*** Available data

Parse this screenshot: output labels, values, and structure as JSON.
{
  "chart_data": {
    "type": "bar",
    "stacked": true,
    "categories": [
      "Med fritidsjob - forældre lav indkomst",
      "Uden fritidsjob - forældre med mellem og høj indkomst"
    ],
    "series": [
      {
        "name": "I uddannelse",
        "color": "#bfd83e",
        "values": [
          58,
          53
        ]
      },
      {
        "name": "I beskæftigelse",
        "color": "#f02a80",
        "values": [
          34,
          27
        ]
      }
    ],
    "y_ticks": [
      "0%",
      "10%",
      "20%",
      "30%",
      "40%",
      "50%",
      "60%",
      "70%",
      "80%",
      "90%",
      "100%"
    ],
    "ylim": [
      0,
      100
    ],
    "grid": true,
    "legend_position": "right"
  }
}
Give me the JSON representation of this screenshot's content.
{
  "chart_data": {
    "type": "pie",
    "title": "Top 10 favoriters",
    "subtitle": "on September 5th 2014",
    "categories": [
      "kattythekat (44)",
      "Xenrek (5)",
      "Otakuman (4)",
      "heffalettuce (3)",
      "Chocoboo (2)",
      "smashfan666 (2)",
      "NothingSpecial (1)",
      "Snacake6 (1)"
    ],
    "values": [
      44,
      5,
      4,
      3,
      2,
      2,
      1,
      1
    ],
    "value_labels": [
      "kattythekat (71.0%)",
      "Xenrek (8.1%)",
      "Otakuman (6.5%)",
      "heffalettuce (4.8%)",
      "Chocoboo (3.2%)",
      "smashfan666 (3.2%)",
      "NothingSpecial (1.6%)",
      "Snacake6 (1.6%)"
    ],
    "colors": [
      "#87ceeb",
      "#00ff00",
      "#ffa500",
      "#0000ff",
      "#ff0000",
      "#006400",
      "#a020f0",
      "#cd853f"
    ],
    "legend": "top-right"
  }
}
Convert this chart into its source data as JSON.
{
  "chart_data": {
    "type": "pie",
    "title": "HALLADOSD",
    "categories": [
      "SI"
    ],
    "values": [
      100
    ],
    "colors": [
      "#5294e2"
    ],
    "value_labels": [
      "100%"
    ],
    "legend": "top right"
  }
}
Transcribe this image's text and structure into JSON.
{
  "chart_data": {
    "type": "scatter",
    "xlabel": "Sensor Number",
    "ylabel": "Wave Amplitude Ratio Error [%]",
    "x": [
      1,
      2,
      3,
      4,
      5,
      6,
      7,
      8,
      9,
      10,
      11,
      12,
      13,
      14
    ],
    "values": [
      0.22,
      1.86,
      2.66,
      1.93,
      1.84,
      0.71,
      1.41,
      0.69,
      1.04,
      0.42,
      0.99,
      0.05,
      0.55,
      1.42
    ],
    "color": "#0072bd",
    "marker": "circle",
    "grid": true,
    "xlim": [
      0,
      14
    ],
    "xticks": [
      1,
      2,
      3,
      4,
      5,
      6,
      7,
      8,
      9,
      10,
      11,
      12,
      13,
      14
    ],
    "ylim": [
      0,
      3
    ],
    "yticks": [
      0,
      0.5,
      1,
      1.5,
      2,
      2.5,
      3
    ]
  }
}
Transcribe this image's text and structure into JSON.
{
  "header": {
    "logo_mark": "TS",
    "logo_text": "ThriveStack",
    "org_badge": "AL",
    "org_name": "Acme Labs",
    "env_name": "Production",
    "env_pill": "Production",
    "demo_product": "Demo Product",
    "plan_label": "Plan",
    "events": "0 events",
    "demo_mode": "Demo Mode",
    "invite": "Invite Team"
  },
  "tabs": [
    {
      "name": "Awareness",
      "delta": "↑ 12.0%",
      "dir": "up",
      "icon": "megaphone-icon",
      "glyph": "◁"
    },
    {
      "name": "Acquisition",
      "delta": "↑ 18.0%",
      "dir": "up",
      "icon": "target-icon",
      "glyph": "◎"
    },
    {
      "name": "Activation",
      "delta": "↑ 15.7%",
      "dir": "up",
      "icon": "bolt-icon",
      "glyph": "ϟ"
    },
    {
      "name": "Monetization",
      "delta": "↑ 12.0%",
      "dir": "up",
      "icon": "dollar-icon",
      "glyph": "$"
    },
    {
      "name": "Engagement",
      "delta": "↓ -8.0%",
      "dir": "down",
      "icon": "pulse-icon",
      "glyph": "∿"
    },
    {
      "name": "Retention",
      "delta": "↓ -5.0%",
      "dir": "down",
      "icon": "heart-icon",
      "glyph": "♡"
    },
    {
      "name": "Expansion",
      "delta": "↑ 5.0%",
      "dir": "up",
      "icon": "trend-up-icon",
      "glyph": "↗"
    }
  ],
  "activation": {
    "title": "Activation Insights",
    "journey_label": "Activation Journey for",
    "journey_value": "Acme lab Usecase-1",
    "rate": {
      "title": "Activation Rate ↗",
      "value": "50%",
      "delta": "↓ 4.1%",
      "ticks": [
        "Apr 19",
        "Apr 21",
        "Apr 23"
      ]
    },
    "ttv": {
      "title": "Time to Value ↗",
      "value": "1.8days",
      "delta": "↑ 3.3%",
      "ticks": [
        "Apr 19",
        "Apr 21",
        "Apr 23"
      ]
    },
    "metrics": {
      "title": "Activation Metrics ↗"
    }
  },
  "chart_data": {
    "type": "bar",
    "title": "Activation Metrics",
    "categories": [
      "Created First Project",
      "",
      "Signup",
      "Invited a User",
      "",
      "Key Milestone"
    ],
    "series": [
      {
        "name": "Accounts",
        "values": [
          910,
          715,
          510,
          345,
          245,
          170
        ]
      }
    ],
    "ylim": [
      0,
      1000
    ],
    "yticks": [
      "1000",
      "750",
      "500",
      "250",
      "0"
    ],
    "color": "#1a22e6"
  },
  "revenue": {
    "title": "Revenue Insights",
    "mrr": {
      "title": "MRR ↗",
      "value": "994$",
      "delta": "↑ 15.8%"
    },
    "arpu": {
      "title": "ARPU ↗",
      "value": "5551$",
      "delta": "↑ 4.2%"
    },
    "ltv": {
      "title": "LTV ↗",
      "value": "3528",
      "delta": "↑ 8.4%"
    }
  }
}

******

Challenge:
Word for word, restate all of the data shown above.

Solved problem:
Parse this screenshot: output labels, values, and structure as JSON.
{
  "chart_data": {
    "type": "bar",
    "stacked": true,
    "categories": [
      "Med fritidsjob - forældre lav indkomst",
      "Uden fritidsjob - forældre med mellem og høj indkomst"
    ],
    "series": [
      {
        "name": "I uddannelse",
        "color": "#bfd83e",
        "values": [
          58,
          53
        ]
      },
      {
        "name": "I beskæftigelse",
        "color": "#f02a80",
        "values": [
          34,
          27
        ]
      }
    ],
    "y_ticks": [
      "0%",
      "10%",
      "20%",
      "30%",
      "40%",
      "50%",
      "60%",
      "70%",
      "80%",
      "90%",
      "100%"
    ],
    "ylim": [
      0,
      100
    ],
    "grid": true,
    "legend_position": "right"
  }
}
Give me the JSON representation of this screenshot's content.
{
  "chart_data": {
    "type": "pie",
    "title": "Top 10 favoriters",
    "subtitle": "on September 5th 2014",
    "categories": [
      "kattythekat (44)",
      "Xenrek (5)",
      "Otakuman (4)",
      "heffalettuce (3)",
      "Chocoboo (2)",
      "smashfan666 (2)",
      "NothingSpecial (1)",
      "Snacake6 (1)"
    ],
    "values": [
      44,
      5,
      4,
      3,
      2,
      2,
      1,
      1
    ],
    "value_labels": [
      "kattythekat (71.0%)",
      "Xenrek (8.1%)",
      "Otakuman (6.5%)",
      "heffalettuce (4.8%)",
      "Chocoboo (3.2%)",
      "smashfan666 (3.2%)",
      "NothingSpecial (1.6%)",
      "Snacake6 (1.6%)"
    ],
    "colors": [
      "#87ceeb",
      "#00ff00",
      "#ffa500",
      "#0000ff",
      "#ff0000",
      "#006400",
      "#a020f0",
      "#cd853f"
    ],
    "legend": "top-right"
  }
}
Convert this chart into its source data as JSON.
{
  "chart_data": {
    "type": "pie",
    "title": "HALLADOSD",
    "categories": [
      "SI"
    ],
    "values": [
      100
    ],
    "colors": [
      "#5294e2"
    ],
    "value_labels": [
      "100%"
    ],
    "legend": "top right"
  }
}
Transcribe this image's text and structure into JSON.
{
  "chart_data": {
    "type": "scatter",
    "xlabel": "Sensor Number",
    "ylabel": "Wave Amplitude Ratio Error [%]",
    "x": [
      1,
      2,
      3,
      4,
      5,
      6,
      7,
      8,
      9,
      10,
      11,
      12,
      13,
      14
    ],
    "values": [
      0.22,
      1.86,
      2.66,
      1.93,
      1.84,
      0.71,
      1.41,
      0.69,
      1.04,
      0.42,
      0.99,
      0.05,
      0.55,
      1.42
    ],
    "color": "#0072bd",
    "marker": "circle",
    "grid": true,
    "xlim": [
      0,
      14
    ],
    "xticks": [
      1,
      2,
      3,
      4,
      5,
      6,
      7,
      8,
      9,
      10,
      11,
      12,
      13,
      14
    ],
    "ylim": [
      0,
      3
    ],
    "yticks": [
      0,
      0.5,
      1,
      1.5,
      2,
      2.5,
      3
    ]
  }
}
Transcribe this image's text and structure into JSON.
{
  "header": {
    "logo_mark": "TS",
    "logo_text": "ThriveStack",
    "org_badge": "AL",
    "org_name": "Acme Labs",
    "env_name": "Production",
    "env_pill": "Production",
    "demo_product": "Demo Product",
    "plan_label": "Plan",
    "events": "0 events",
    "demo_mode": "Demo Mode",
    "invite": "Invite Team"
  },
  "tabs": [
    {
      "name": "Awareness",
      "delta": "↑ 12.0%",
      "dir": "up",
      "icon": "megaphone-icon",
      "glyph": "◁"
    },
    {
      "name": "Acquisition",
      "delta": "↑ 18.0%",
      "dir": "up",
      "icon": "target-icon",
      "glyph": "◎"
    },
    {
      "name": "Activation",
      "delta": "↑ 15.7%",
      "dir": "up",
      "icon": "bolt-icon",
      "glyph": "ϟ"
    },
    {
      "name": "Monetization",
      "delta": "↑ 12.0%",
      "dir": "up",
      "icon": "dollar-icon",
      "glyph": "$"
    },
    {
      "name": "Engagement",
      "delta": "↓ -8.0%",
      "dir": "down",
      "icon": "pulse-icon",
      "glyph": "∿"
    },
    {
      "name": "Retention",
      "delta": "↓ -5.0%",
      "dir": "down",
      "icon": "heart-icon",
      "glyph": "♡"
    },
    {
      "name": "Expansion",
      "delta": "↑ 5.0%",
      "dir": "up",
      "icon": "trend-up-icon",
      "glyph": "↗"
    }
  ],
  "activation": {
    "title": "Activation Insights",
    "journey_label": "Activation Journey for",
    "journey_value": "Acme lab Usecase-1",
    "rate": {
      "title": "Activation Rate ↗",
      "value": "50%",
      "delta": "↓ 4.1%",
      "ticks": [
        "Apr 19",
        "Apr 21",
        "Apr 23"
      ]
    },
    "ttv": {
      "title": "Time to Value ↗",
      "value": "1.8days",
      "delta": "↑ 3.3%",
      "ticks": [
        "Apr 19",
        "Apr 21",
        "Apr 23"
      ]
    },
    "metrics": {
      "title": "Activation Metrics ↗"
    }
  },
  "chart_data": {
    "type": "bar",
    "title": "Activation Metrics",
    "categories": [
      "Created First Project",
      "",
      "Signup",
      "Invited a User",
      "",
      "Key Milestone"
    ],
    "series": [
      {
        "name": "Accounts",
        "values": [
          910,
          715,
          510,
          345,
          245,
          170
        ]
      }
    ],
    "ylim": [
      0,
      1000
    ],
    "yticks": [
      "1000",
      "750",
      "500",
      "250",
      "0"
    ],
    "color": "#1a22e6"
  },
  "revenue": {
    "title": "Revenue Insights",
    "mrr": {
      "title": "MRR ↗",
      "value": "994$",
      "delta": "↑ 15.8%"
    },
    "arpu": {
      "title": "ARPU ↗",
      "value": "5551$",
      "delta": "↑ 4.2%"
    },
    "ltv": {
      "title": "LTV ↗",
      "value": "3528",
      "delta": "↑ 8.4%"
    }
  }
}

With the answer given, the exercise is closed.